- _DATA TO PROCESS_:
=-=-=

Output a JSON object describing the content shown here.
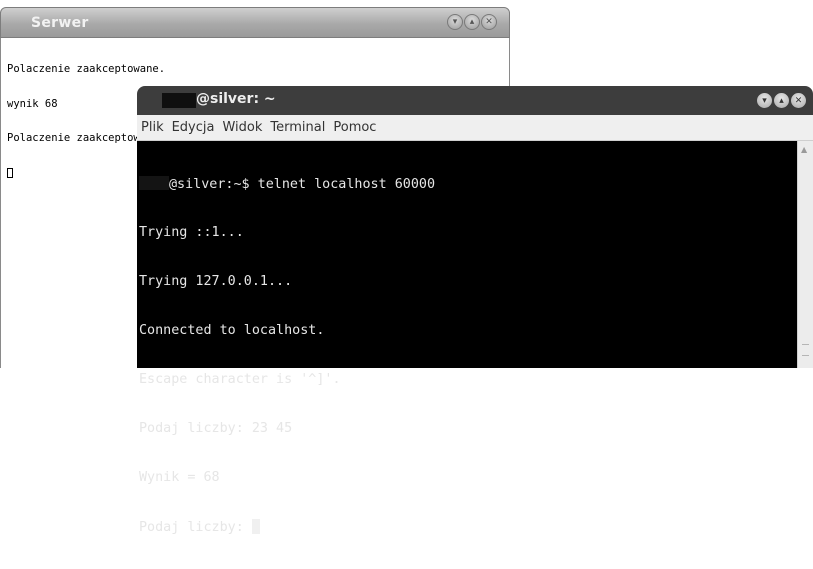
{
  "serwer_window": {
    "title": "Serwer",
    "lines": [
      "Polaczenie zaakceptowane.",
      "wynik 68",
      "Polaczenie zaakceptowane."
    ]
  },
  "terminal_window": {
    "title": "@silver: ~",
    "menu": [
      "Plik",
      "Edycja",
      "Widok",
      "Terminal",
      "Pomoc"
    ],
    "prompt_line": "@silver:~$ telnet localhost 60000",
    "lines": [
      "Trying ::1...",
      "Trying 127.0.0.1...",
      "Connected to localhost.",
      "Escape character is '^]'.",
      "Podaj liczby: 23 45",
      "Wynik = 68"
    ],
    "last_prompt": "Podaj liczby: "
  },
  "colors": {
    "terminal_bg": "#000000",
    "terminal_fg": "#e6e6e6",
    "titlebar_dark": "#3d3d3d"
  },
  "icons": [
    "minimize-icon",
    "maximize-icon",
    "close-icon",
    "scroll-up-arrow-icon"
  ]
}
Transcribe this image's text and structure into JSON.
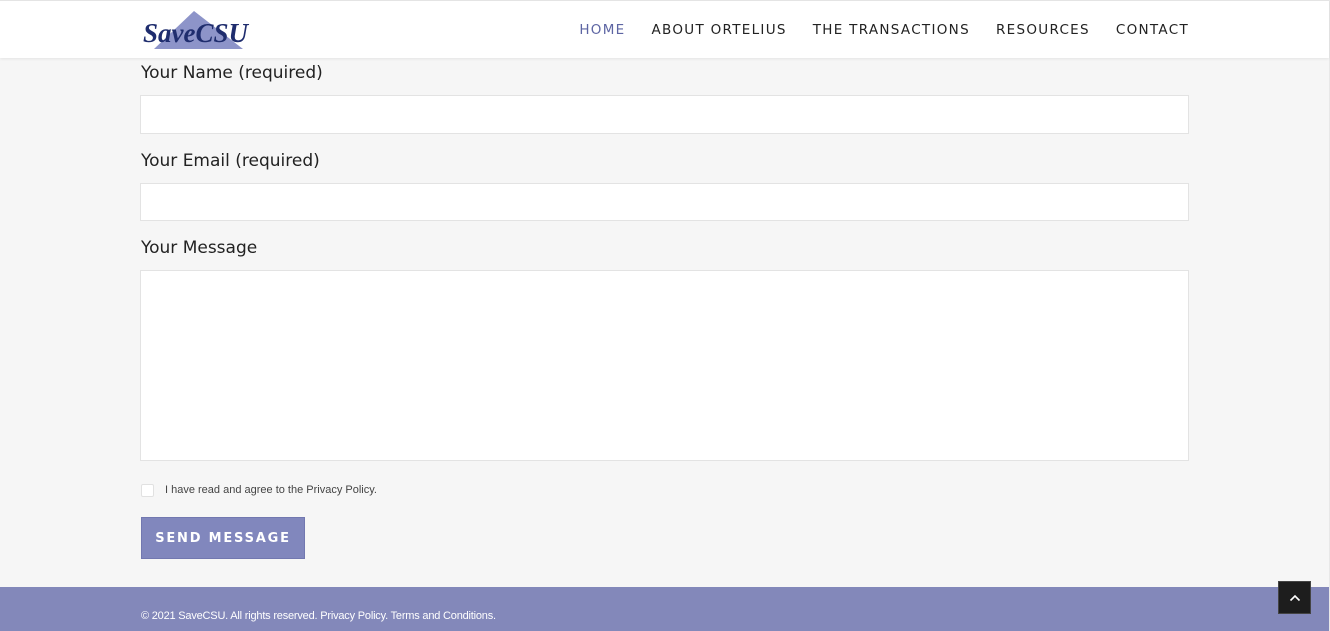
{
  "header": {
    "logo_text": "SaveCSU",
    "nav": [
      {
        "label": "HOME",
        "active": true
      },
      {
        "label": "ABOUT ORTELIUS",
        "active": false
      },
      {
        "label": "THE TRANSACTIONS",
        "active": false
      },
      {
        "label": "RESOURCES",
        "active": false
      },
      {
        "label": "CONTACT",
        "active": false
      }
    ]
  },
  "form": {
    "name_label": "Your Name (required)",
    "name_value": "",
    "email_label": "Your Email (required)",
    "email_value": "",
    "message_label": "Your Message",
    "message_value": "",
    "consent_text": "I have read and agree to the Privacy Policy.",
    "consent_checked": false,
    "submit_label": "SEND MESSAGE"
  },
  "footer": {
    "copyright": "© 2021 SaveCSU. All rights reserved.",
    "privacy_link": "Privacy Policy.",
    "terms_link": "Terms and Conditions."
  },
  "icons": {
    "scroll_top": "chevron-up-icon"
  },
  "colors": {
    "accent": "#8388ba",
    "nav_active": "#5d65a3",
    "logo_text": "#1f2d6e"
  }
}
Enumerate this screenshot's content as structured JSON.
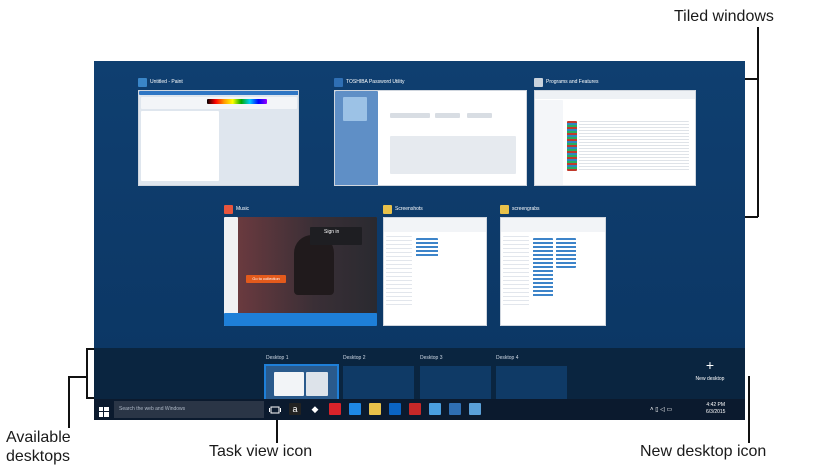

=-=-=

- _BRIEF_:
Copy out the whole listing exactly, and don't carry over any pictures.

- _CORRECT RESULT_:
Output a JSON object describing the content shown here.
{
  "serwer_window": {
    "title": "Serwer",
    "lines": [
      "Polaczenie zaakceptowane.",
      "wynik 68",
      "Polaczenie zaakceptowane."
    ]
  },
  "terminal_window": {
    "title": "@silver: ~",
    "menu": [
      "Plik",
      "Edycja",
      "Widok",
      "Terminal",
      "Pomoc"
    ],
    "prompt_line": "@silver:~$ telnet localhost 60000",
    "lines": [
      "Trying ::1...",
      "Trying 127.0.0.1...",
      "Connected to localhost.",
      "Escape character is '^]'.",
      "Podaj liczby: 23 45",
      "Wynik = 68"
    ],
    "last_prompt": "Podaj liczby: "
  },
  "colors": {
    "terminal_bg": "#000000",
    "terminal_fg": "#e6e6e6",
    "titlebar_dark": "#3d3d3d"
  },
  "icons": [
    "minimize-icon",
    "maximize-icon",
    "close-icon",
    "scroll-up-arrow-icon"
  ]
}
Transcribe this image's text and structure into JSON.
{
  "header": {
    "logo_text": "SaveCSU",
    "nav": [
      {
        "label": "HOME",
        "active": true
      },
      {
        "label": "ABOUT ORTELIUS",
        "active": false
      },
      {
        "label": "THE TRANSACTIONS",
        "active": false
      },
      {
        "label": "RESOURCES",
        "active": false
      },
      {
        "label": "CONTACT",
        "active": false
      }
    ]
  },
  "form": {
    "name_label": "Your Name (required)",
    "name_value": "",
    "email_label": "Your Email (required)",
    "email_value": "",
    "message_label": "Your Message",
    "message_value": "",
    "consent_text": "I have read and agree to the Privacy Policy.",
    "consent_checked": false,
    "submit_label": "SEND MESSAGE"
  },
  "footer": {
    "copyright": "© 2021 SaveCSU. All rights reserved.",
    "privacy_link": "Privacy Policy.",
    "terms_link": "Terms and Conditions."
  },
  "icons": {
    "scroll_top": "chevron-up-icon"
  },
  "colors": {
    "accent": "#8388ba",
    "nav_active": "#5d65a3",
    "logo_text": "#1f2d6e"
  }
}
Enumerate this screenshot's content as structured JSON.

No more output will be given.